Task description :: How many of these lines hold the string "Госстандарт"? Answer with the number only.

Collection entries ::
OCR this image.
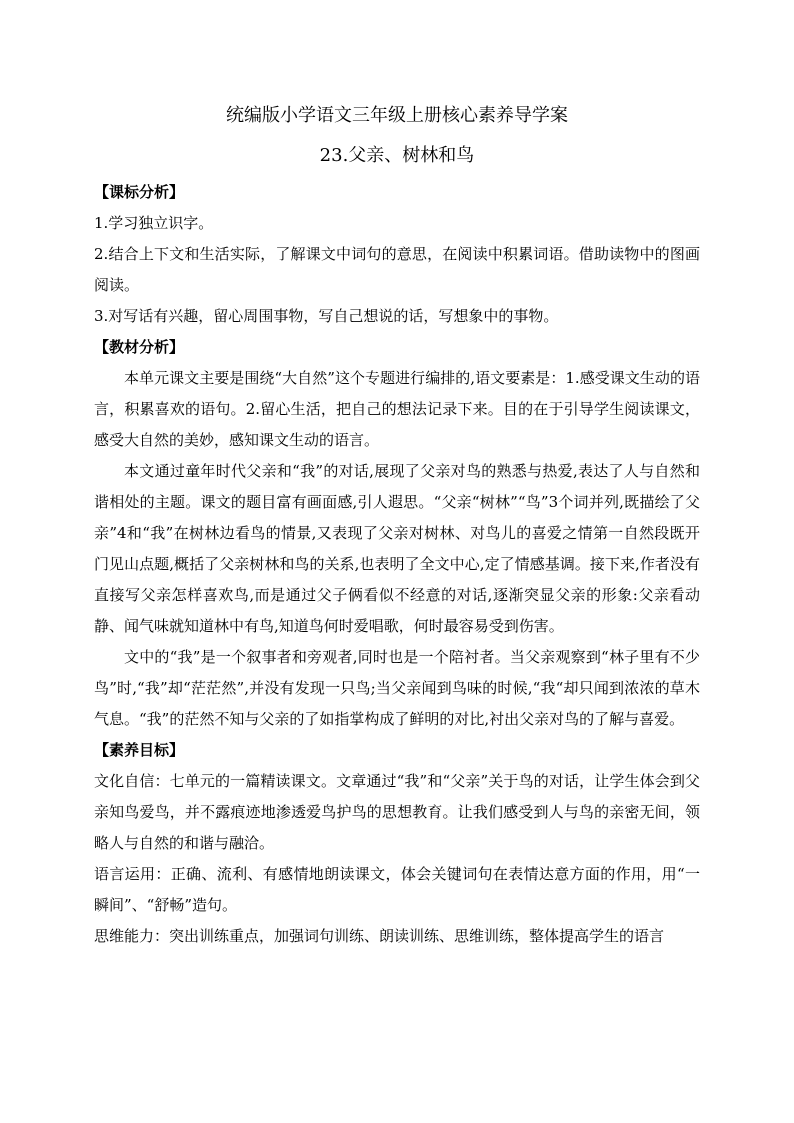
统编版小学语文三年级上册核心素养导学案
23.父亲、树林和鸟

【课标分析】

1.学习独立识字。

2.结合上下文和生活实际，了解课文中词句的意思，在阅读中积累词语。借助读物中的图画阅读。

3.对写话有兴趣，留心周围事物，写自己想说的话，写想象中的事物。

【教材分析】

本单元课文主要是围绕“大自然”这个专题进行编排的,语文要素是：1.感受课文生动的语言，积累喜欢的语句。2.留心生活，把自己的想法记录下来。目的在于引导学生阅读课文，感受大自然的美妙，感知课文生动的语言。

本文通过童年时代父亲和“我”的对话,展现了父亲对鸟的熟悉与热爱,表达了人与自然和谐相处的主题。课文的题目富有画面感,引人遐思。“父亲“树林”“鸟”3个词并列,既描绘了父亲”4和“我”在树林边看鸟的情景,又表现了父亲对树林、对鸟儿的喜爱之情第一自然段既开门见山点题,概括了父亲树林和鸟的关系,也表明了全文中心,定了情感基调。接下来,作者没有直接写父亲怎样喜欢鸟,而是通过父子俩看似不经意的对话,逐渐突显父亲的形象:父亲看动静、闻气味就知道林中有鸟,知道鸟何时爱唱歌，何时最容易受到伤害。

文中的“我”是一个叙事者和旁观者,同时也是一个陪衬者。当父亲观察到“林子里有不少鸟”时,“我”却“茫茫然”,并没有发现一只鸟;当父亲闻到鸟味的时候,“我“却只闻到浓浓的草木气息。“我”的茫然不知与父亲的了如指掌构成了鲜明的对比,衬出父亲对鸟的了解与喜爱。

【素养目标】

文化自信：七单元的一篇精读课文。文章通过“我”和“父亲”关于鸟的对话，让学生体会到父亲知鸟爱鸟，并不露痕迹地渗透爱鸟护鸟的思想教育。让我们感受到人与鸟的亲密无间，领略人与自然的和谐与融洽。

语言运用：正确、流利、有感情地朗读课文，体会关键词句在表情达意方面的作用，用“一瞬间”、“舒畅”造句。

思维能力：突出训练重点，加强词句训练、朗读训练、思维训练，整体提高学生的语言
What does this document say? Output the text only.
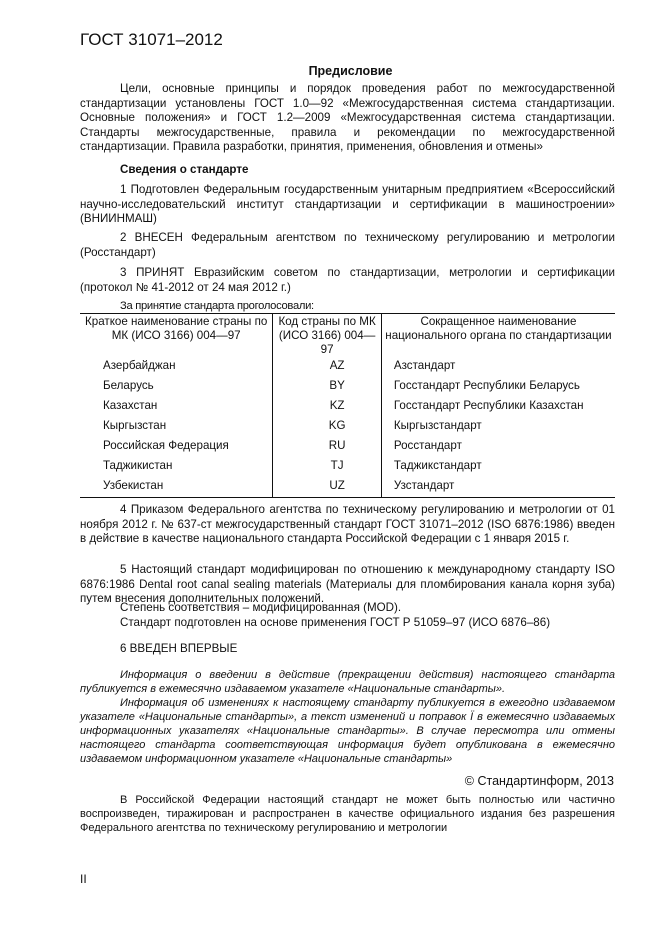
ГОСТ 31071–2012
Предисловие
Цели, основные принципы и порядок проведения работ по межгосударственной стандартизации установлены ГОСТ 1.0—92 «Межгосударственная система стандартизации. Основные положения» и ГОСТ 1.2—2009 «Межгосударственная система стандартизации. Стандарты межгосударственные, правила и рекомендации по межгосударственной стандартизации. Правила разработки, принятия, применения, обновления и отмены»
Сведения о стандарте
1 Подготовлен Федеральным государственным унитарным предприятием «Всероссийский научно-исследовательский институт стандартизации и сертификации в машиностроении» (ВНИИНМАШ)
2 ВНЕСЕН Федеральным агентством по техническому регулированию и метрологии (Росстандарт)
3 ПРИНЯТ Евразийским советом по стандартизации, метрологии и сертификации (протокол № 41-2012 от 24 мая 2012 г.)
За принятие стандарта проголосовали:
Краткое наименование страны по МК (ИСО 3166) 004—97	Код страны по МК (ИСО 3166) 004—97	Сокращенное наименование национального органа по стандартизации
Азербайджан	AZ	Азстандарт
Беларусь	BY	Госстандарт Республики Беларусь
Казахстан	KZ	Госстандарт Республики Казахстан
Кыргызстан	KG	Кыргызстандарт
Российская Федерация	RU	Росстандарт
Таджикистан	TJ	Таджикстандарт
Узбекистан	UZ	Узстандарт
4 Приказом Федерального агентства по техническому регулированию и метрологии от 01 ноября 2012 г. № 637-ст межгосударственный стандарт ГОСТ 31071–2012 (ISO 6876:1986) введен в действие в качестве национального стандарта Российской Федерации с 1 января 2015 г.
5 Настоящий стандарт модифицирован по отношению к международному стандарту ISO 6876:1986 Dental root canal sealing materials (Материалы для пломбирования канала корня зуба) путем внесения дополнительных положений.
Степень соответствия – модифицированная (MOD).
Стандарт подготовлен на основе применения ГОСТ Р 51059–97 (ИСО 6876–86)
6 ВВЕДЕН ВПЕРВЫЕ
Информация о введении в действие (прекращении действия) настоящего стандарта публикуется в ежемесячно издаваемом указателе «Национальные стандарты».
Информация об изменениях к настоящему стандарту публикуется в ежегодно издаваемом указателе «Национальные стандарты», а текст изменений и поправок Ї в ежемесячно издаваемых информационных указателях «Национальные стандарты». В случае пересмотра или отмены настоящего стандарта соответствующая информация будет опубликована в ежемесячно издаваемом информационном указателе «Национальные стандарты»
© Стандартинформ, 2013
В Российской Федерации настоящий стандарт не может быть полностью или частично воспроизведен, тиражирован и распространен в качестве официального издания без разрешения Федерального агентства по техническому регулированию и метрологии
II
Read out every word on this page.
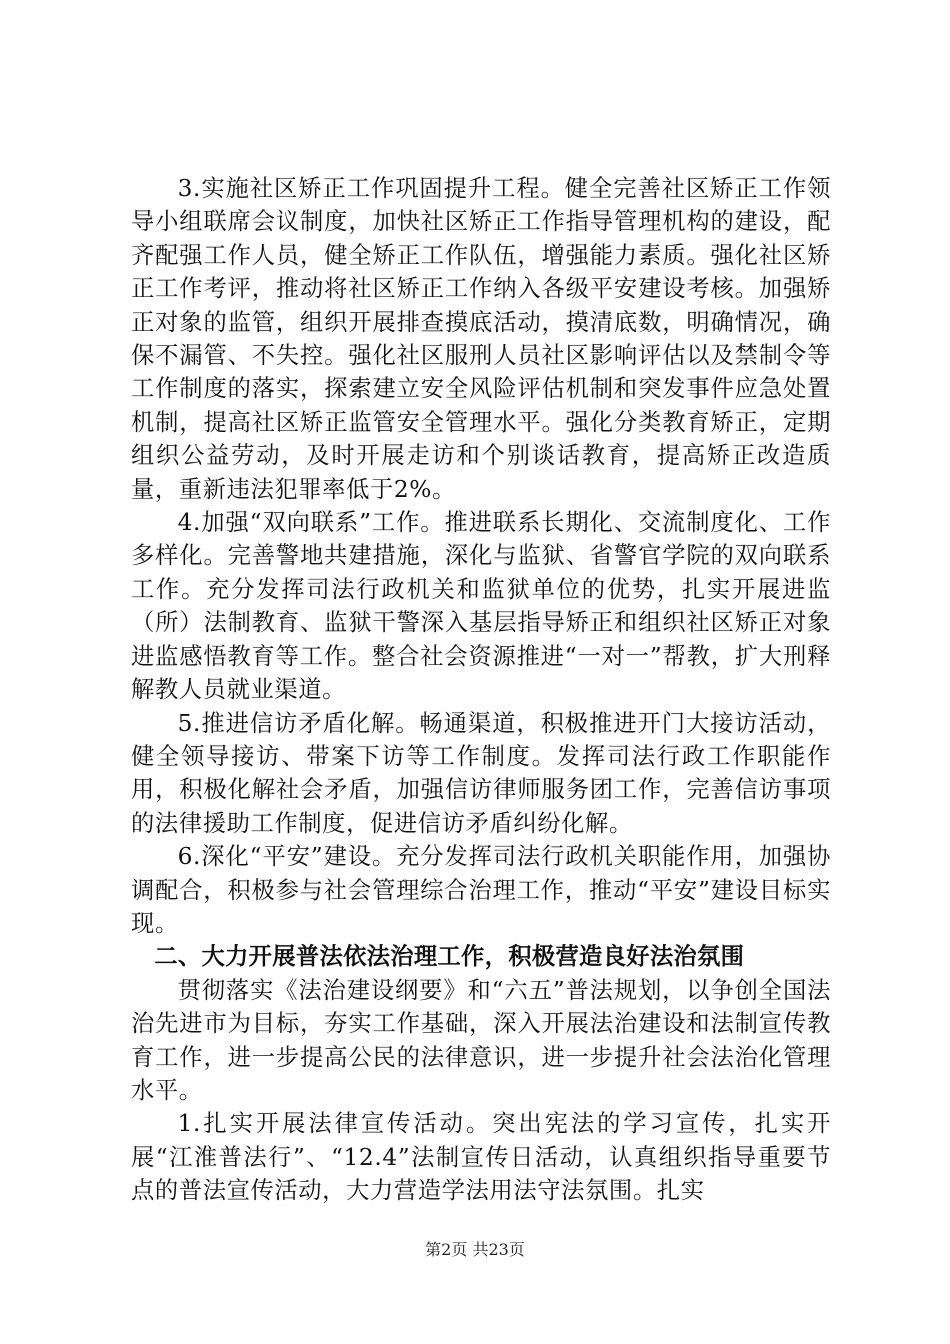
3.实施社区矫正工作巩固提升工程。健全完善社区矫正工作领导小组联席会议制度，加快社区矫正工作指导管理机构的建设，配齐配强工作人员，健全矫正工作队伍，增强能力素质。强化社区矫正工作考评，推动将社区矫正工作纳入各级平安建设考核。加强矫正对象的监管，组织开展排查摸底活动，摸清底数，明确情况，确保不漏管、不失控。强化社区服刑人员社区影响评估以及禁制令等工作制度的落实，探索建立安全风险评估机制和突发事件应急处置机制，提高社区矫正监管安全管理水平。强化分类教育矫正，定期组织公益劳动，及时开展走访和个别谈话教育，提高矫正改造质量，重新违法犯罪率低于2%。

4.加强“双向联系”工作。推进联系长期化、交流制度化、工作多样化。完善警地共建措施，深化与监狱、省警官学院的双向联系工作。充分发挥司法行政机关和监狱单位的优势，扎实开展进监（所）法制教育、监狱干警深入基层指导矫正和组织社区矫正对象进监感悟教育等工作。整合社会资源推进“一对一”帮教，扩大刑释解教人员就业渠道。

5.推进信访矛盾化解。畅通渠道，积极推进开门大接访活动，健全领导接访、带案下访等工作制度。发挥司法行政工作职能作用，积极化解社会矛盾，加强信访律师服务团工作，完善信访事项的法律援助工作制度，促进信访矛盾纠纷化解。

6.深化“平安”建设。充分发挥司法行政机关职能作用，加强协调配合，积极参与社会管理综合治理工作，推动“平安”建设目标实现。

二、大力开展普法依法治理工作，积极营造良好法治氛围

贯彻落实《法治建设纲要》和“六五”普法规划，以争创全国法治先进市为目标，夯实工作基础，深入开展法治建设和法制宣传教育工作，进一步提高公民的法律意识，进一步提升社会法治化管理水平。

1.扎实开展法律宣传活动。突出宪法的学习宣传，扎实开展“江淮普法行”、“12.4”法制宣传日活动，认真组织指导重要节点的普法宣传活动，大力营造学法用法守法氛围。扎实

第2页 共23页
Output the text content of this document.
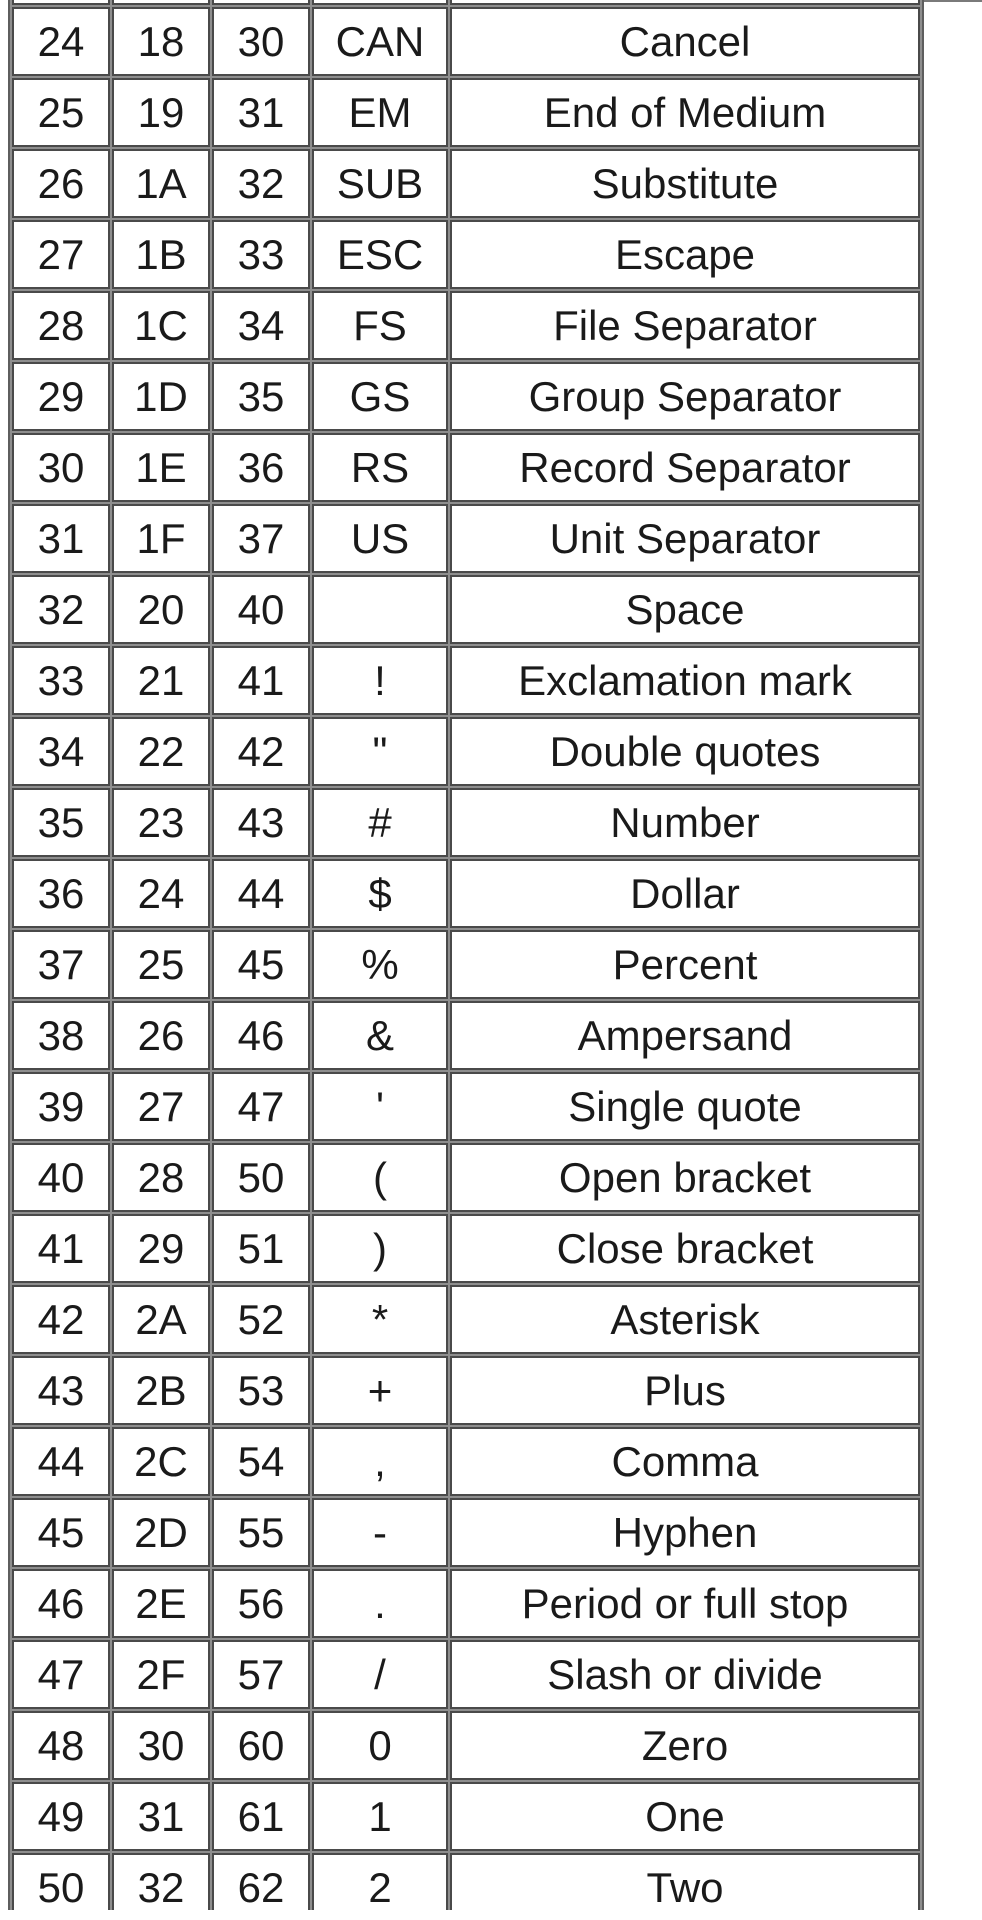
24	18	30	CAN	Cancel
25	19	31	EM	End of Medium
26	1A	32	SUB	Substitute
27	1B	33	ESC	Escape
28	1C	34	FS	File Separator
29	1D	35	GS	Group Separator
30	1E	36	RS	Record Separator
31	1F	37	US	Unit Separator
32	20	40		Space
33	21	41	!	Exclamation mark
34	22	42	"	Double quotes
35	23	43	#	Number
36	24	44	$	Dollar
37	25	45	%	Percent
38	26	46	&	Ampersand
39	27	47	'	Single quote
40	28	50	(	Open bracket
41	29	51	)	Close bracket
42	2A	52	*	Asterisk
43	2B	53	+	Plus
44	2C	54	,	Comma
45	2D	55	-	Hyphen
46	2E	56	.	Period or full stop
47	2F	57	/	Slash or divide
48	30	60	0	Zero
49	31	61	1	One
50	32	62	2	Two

The completed task :: 2